**Dataset records**:
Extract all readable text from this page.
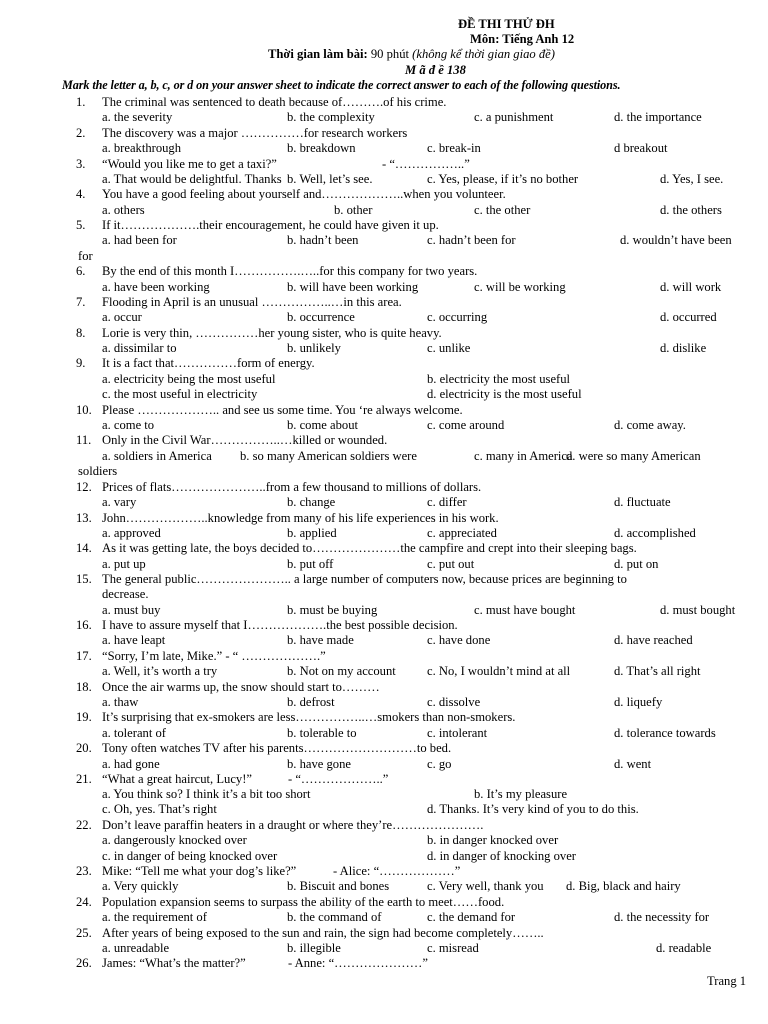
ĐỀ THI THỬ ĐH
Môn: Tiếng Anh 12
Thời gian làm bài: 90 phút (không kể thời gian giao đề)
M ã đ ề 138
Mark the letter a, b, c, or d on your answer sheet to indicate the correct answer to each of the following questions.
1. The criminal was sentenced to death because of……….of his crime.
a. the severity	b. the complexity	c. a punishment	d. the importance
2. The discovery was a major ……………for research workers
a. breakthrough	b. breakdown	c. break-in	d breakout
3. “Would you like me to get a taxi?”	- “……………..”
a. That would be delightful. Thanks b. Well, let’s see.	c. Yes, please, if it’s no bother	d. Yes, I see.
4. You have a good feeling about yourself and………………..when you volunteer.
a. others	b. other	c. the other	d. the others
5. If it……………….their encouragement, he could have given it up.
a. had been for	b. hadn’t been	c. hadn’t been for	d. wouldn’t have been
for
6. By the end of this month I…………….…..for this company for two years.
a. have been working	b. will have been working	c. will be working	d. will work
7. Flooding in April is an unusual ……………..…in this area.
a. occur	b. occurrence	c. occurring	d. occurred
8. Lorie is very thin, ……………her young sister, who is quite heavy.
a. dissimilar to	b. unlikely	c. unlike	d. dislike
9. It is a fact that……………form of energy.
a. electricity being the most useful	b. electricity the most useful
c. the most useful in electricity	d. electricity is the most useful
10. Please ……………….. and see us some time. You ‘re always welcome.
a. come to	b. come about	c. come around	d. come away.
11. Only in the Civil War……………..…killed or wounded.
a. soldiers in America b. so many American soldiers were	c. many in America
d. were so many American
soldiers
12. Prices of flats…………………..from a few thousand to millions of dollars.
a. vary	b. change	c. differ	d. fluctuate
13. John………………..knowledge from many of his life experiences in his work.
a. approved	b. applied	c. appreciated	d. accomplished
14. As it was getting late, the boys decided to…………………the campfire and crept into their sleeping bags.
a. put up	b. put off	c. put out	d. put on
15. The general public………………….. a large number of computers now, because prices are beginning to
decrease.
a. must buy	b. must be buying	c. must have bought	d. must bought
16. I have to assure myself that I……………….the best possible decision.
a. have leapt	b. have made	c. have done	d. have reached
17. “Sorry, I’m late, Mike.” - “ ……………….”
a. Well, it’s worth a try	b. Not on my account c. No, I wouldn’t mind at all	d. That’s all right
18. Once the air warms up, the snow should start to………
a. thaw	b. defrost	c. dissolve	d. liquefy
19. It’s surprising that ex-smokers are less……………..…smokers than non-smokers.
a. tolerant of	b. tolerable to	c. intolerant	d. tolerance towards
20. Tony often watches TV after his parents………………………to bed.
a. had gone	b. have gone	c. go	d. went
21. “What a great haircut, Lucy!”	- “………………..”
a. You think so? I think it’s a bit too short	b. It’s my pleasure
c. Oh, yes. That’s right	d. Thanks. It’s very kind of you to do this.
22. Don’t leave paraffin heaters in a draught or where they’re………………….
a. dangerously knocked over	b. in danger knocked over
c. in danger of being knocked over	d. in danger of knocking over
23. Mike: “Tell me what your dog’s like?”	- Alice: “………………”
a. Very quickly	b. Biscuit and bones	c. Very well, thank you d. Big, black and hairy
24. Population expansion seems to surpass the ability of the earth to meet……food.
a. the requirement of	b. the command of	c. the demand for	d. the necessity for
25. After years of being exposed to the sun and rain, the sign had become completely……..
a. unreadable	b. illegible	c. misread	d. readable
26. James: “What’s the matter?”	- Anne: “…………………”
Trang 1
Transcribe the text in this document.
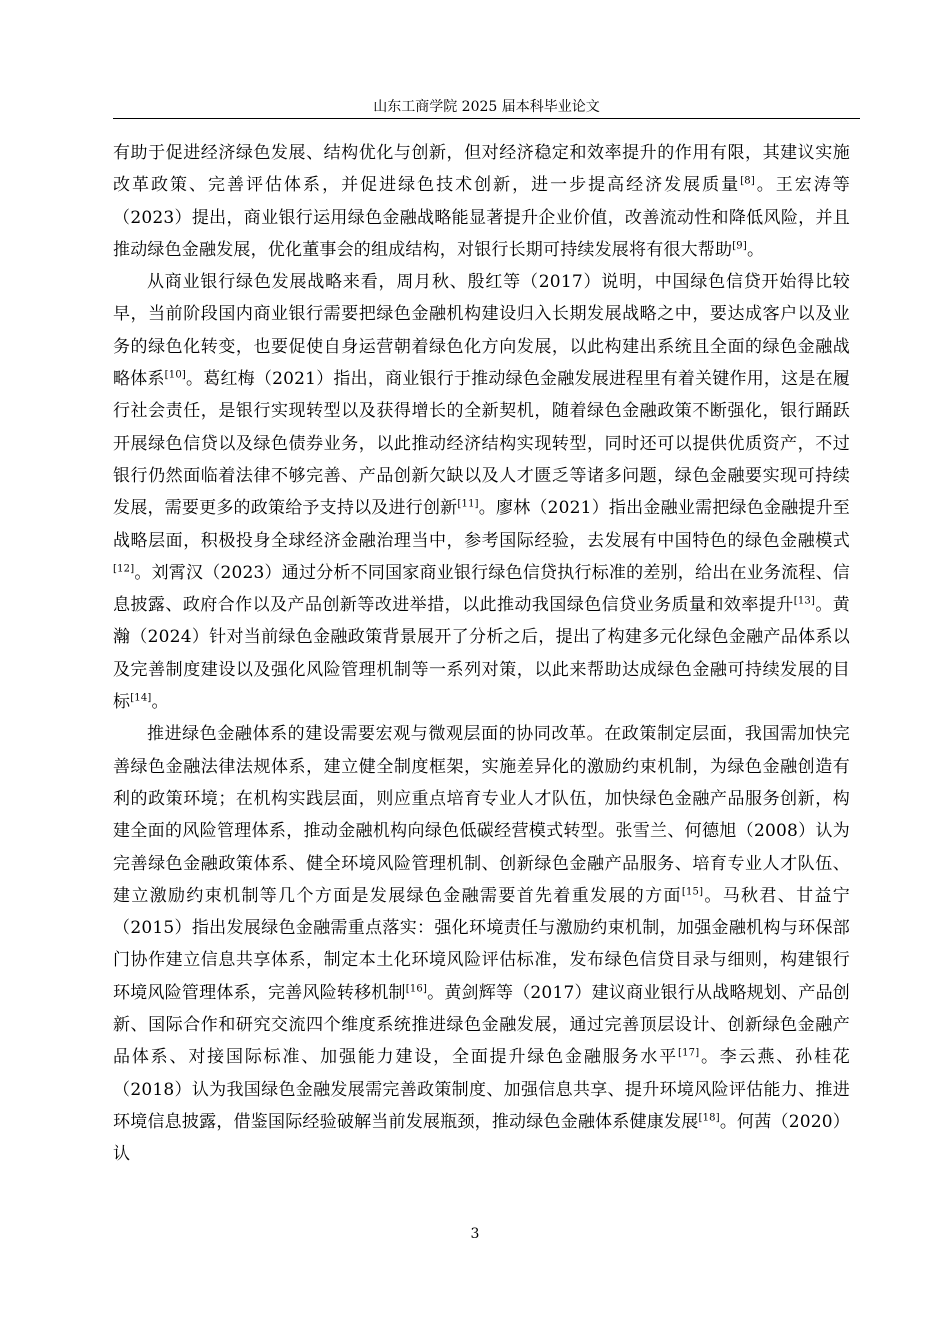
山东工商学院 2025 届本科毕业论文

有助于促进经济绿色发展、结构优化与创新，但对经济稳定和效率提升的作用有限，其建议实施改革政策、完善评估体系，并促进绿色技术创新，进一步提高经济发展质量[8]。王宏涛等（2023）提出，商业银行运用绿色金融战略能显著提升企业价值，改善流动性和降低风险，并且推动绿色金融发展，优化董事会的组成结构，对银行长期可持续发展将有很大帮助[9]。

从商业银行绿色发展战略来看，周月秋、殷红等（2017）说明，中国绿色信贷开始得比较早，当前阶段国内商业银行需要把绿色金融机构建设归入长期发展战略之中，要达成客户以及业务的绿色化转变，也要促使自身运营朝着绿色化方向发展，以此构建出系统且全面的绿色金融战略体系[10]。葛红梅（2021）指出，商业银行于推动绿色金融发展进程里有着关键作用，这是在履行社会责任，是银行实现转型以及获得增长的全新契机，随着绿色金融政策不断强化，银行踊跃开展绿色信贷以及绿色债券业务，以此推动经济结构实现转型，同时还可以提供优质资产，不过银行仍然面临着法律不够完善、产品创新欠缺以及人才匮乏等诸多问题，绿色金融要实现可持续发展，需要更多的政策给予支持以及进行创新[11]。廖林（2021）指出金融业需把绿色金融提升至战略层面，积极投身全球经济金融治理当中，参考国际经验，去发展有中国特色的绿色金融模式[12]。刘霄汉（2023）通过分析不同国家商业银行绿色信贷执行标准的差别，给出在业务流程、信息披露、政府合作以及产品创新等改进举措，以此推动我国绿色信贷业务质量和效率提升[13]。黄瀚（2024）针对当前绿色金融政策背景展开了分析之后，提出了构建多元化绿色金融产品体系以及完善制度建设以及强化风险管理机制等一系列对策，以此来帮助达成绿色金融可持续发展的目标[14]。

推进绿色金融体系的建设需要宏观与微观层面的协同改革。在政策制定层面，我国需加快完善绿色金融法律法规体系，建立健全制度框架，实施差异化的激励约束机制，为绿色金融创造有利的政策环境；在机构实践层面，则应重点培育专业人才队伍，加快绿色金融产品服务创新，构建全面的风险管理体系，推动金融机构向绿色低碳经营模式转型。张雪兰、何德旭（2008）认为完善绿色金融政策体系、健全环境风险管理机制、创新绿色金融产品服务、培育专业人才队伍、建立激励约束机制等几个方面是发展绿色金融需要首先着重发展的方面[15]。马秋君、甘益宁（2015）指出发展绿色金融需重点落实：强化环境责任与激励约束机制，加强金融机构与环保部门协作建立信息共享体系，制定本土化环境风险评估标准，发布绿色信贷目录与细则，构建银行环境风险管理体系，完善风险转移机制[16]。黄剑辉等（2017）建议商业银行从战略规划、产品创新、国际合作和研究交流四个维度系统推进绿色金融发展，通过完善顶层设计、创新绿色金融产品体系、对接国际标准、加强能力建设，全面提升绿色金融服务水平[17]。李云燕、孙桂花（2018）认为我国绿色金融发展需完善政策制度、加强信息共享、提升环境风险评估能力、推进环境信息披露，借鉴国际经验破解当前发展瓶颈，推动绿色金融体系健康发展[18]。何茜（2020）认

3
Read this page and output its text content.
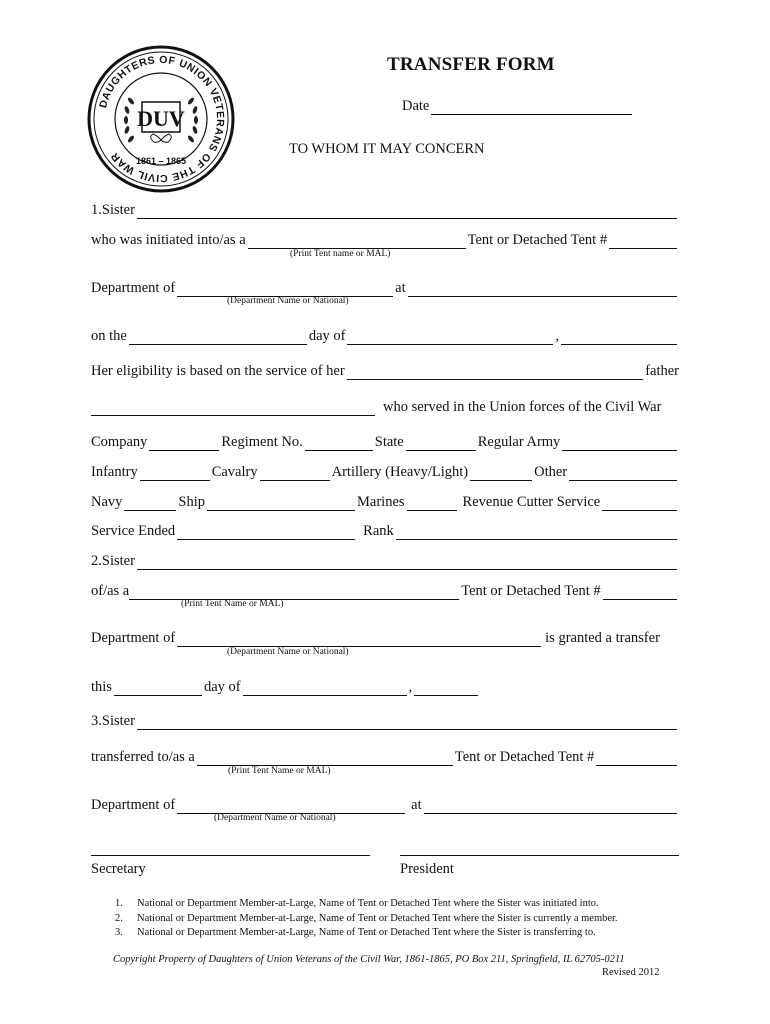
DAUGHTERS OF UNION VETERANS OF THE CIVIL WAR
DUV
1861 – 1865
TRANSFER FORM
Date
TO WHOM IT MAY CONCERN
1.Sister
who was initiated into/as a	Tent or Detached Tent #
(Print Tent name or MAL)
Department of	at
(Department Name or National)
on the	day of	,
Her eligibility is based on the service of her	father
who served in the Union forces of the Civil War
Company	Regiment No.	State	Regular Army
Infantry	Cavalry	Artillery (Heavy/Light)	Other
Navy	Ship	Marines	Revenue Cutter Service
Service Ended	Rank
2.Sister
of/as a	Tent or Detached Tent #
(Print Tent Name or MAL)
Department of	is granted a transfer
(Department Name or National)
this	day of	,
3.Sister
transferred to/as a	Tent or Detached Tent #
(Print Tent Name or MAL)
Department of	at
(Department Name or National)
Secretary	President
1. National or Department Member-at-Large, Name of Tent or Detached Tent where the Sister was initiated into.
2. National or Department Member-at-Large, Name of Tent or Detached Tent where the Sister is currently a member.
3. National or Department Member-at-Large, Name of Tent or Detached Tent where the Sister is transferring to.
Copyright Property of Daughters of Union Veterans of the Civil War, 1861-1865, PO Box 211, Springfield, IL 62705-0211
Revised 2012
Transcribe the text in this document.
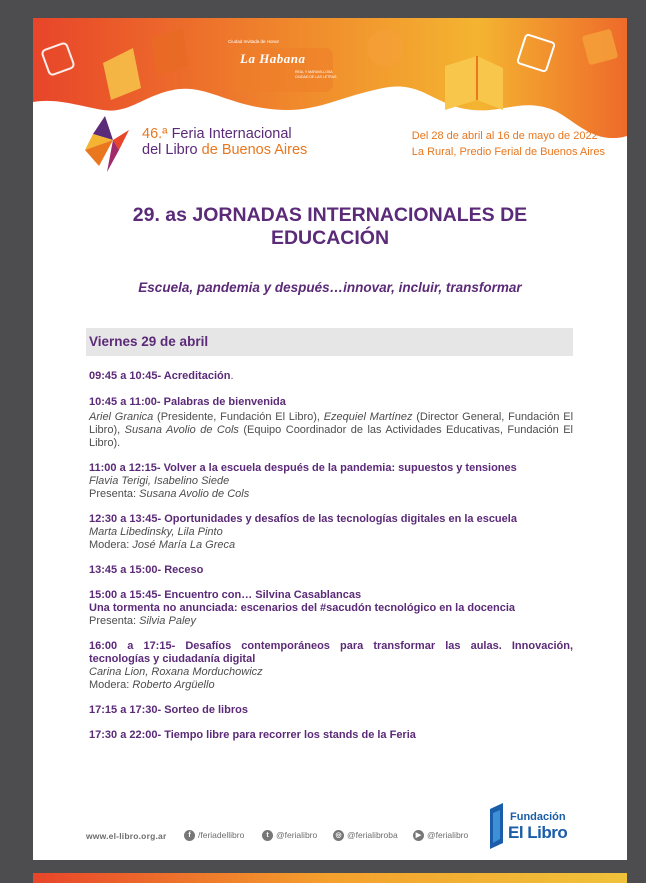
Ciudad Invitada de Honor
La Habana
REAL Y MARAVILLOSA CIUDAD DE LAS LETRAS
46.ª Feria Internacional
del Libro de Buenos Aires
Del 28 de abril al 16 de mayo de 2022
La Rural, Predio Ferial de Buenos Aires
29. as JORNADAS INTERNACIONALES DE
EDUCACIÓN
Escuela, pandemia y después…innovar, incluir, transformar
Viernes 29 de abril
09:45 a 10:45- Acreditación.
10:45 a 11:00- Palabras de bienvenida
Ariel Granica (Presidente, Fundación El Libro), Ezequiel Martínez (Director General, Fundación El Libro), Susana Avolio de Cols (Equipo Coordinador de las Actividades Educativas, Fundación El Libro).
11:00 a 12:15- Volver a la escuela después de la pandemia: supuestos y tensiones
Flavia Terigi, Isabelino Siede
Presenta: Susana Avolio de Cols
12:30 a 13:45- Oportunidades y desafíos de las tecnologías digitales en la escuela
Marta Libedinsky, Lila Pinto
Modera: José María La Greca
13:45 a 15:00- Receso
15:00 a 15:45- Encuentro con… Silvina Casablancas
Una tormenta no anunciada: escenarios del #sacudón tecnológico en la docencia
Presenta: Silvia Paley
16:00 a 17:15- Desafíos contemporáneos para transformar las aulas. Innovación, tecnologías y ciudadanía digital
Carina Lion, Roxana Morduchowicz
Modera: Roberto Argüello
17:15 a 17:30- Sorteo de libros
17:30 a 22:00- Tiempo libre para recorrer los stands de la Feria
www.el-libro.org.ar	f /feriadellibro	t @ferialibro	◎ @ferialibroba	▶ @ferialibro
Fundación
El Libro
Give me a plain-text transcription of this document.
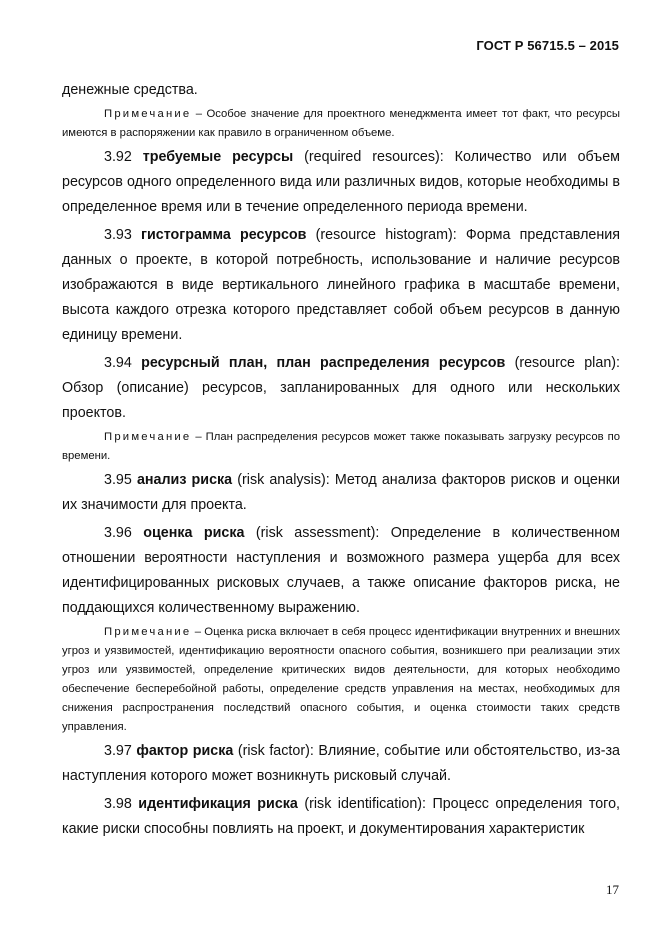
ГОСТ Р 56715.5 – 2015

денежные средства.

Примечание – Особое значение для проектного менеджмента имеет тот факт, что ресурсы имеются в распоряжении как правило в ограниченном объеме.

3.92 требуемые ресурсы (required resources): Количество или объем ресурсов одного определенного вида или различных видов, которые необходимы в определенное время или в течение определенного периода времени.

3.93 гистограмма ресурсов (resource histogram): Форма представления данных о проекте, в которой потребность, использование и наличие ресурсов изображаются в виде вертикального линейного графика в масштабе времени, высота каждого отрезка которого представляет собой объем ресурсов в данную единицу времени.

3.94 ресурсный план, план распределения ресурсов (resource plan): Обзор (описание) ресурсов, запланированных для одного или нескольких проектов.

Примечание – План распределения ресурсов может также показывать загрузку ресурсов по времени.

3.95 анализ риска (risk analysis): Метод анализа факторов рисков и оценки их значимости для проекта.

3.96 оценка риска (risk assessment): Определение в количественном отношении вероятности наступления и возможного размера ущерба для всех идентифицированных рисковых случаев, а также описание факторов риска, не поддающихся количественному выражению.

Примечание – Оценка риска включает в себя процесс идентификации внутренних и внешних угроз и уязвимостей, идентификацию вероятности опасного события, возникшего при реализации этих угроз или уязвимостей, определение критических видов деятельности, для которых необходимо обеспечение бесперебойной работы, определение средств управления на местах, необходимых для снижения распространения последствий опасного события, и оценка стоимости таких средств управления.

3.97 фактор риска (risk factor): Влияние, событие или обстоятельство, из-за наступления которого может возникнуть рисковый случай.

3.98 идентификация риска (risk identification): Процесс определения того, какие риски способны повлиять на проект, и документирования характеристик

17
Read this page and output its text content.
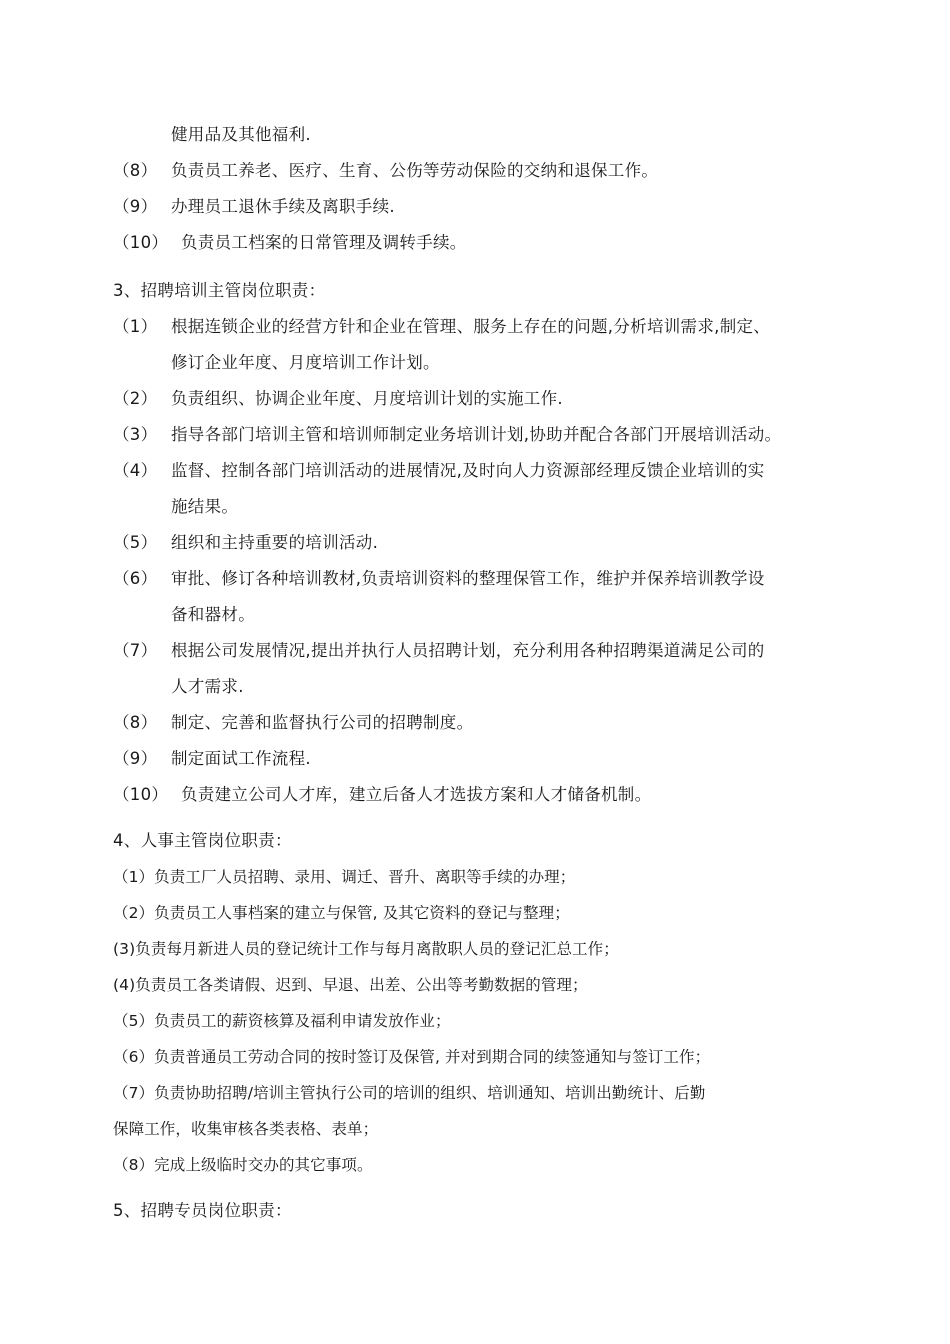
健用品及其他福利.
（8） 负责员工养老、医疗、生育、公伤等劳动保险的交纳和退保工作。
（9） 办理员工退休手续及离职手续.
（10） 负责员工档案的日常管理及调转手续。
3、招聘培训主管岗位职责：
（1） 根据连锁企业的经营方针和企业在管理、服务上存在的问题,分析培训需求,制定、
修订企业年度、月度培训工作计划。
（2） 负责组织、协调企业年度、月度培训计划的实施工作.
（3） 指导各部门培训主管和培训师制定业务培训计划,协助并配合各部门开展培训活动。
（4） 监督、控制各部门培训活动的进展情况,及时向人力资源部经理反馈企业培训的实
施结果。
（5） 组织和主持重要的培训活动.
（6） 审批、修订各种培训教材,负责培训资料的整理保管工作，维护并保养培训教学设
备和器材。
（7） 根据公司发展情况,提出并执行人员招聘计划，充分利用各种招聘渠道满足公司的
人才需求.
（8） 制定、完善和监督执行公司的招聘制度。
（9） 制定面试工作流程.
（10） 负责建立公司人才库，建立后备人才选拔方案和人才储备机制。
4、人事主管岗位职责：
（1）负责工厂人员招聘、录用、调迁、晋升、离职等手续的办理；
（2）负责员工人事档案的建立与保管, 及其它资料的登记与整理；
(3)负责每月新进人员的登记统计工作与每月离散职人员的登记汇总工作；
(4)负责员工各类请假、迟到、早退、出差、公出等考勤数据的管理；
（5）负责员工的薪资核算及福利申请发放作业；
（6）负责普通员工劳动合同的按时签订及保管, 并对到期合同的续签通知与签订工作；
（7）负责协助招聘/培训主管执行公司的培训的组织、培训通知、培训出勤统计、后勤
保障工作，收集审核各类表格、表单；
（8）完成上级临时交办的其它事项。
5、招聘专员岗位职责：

**Problem to work on**: Copy out each line of the material that holds the word "Cols".

**Reply**:
Ariel Granica (Presidente, Fundación El Libro), Ezequiel Martínez (Director General, Fundación El Libro), Susana Avolio de Cols (Equipo Coordinador de las Actividades Educativas, Fundación El Libro).
Presenta: Susana Avolio de Cols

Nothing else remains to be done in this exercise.